§ Task prompt: In the records below, find each line containing the word "usage" and copy it.

==========

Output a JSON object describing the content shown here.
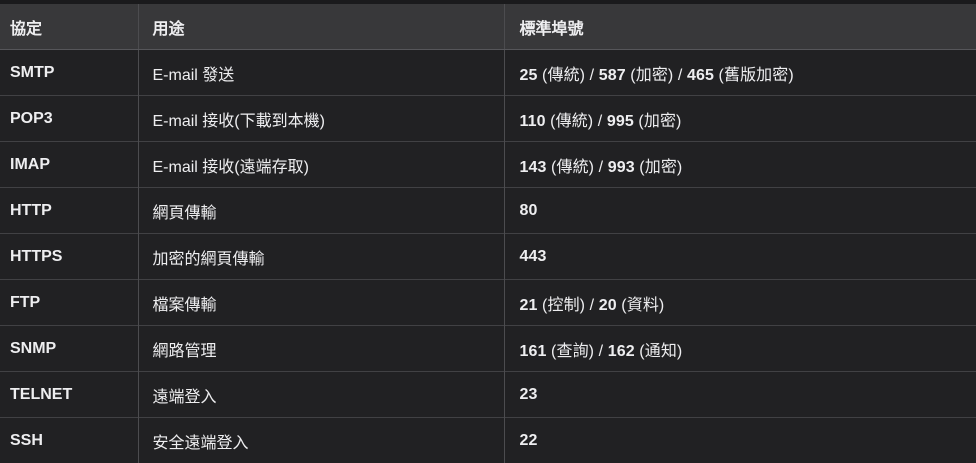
{
  "colors": {
    "page-bg": "#1a1a1c",
    "header-bg": "#38383a",
    "row-bg": "#212123",
    "v-border": "#4c4c4f",
    "h-border": "#414144",
    "header-border": "#56565a",
    "text": "#eeeef0"
  },
  "table": {
    "columns": [
      {
        "key": "protocol",
        "label": "協定"
      },
      {
        "key": "usage",
        "label": "用途"
      },
      {
        "key": "ports",
        "label": "標準埠號"
      }
    ],
    "rows": [
      {
        "protocol": "SMTP",
        "usage": "E-mail 發送",
        "ports": [
          {
            "text": "25",
            "bold": true
          },
          {
            "text": " (傳統) / ",
            "bold": false
          },
          {
            "text": "587",
            "bold": true
          },
          {
            "text": " (加密) / ",
            "bold": false
          },
          {
            "text": "465",
            "bold": true
          },
          {
            "text": " (舊版加密)",
            "bold": false
          }
        ]
      },
      {
        "protocol": "POP3",
        "usage": "E-mail 接收(下載到本機)",
        "ports": [
          {
            "text": "110",
            "bold": true
          },
          {
            "text": " (傳統) / ",
            "bold": false
          },
          {
            "text": "995",
            "bold": true
          },
          {
            "text": " (加密)",
            "bold": false
          }
        ]
      },
      {
        "protocol": "IMAP",
        "usage": "E-mail 接收(遠端存取)",
        "ports": [
          {
            "text": "143",
            "bold": true
          },
          {
            "text": " (傳統) / ",
            "bold": false
          },
          {
            "text": "993",
            "bold": true
          },
          {
            "text": " (加密)",
            "bold": false
          }
        ]
      },
      {
        "protocol": "HTTP",
        "usage": "網頁傳輸",
        "ports": [
          {
            "text": "80",
            "bold": true
          }
        ]
      },
      {
        "protocol": "HTTPS",
        "usage": "加密的網頁傳輸",
        "ports": [
          {
            "text": "443",
            "bold": true
          }
        ]
      },
      {
        "protocol": "FTP",
        "usage": "檔案傳輸",
        "ports": [
          {
            "text": "21",
            "bold": true
          },
          {
            "text": " (控制) / ",
            "bold": false
          },
          {
            "text": "20",
            "bold": true
          },
          {
            "text": " (資料)",
            "bold": false
          }
        ]
      },
      {
        "protocol": "SNMP",
        "usage": "網路管理",
        "ports": [
          {
            "text": "161",
            "bold": true
          },
          {
            "text": " (查詢) / ",
            "bold": false
          },
          {
            "text": "162",
            "bold": true
          },
          {
            "text": " (通知)",
            "bold": false
          }
        ]
      },
      {
        "protocol": "TELNET",
        "usage": "遠端登入",
        "ports": [
          {
            "text": "23",
            "bold": true
          }
        ]
      },
      {
        "protocol": "SSH",
        "usage": "安全遠端登入",
        "ports": [
          {
            "text": "22",
            "bold": true
          }
        ]
      }
    ]
  }
}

==========

§ Answer for this exercise:
        "key": "usage",
        "usage": "E-mail 發送",
        "usage": "E-mail 接收(下載到本機)",
        "usage": "E-mail 接收(遠端存取)",
        "usage": "網頁傳輸",
        "usage": "加密的網頁傳輸",
        "usage": "檔案傳輸",
        "usage": "網路管理",
        "usage": "遠端登入",
        "usage": "安全遠端登入",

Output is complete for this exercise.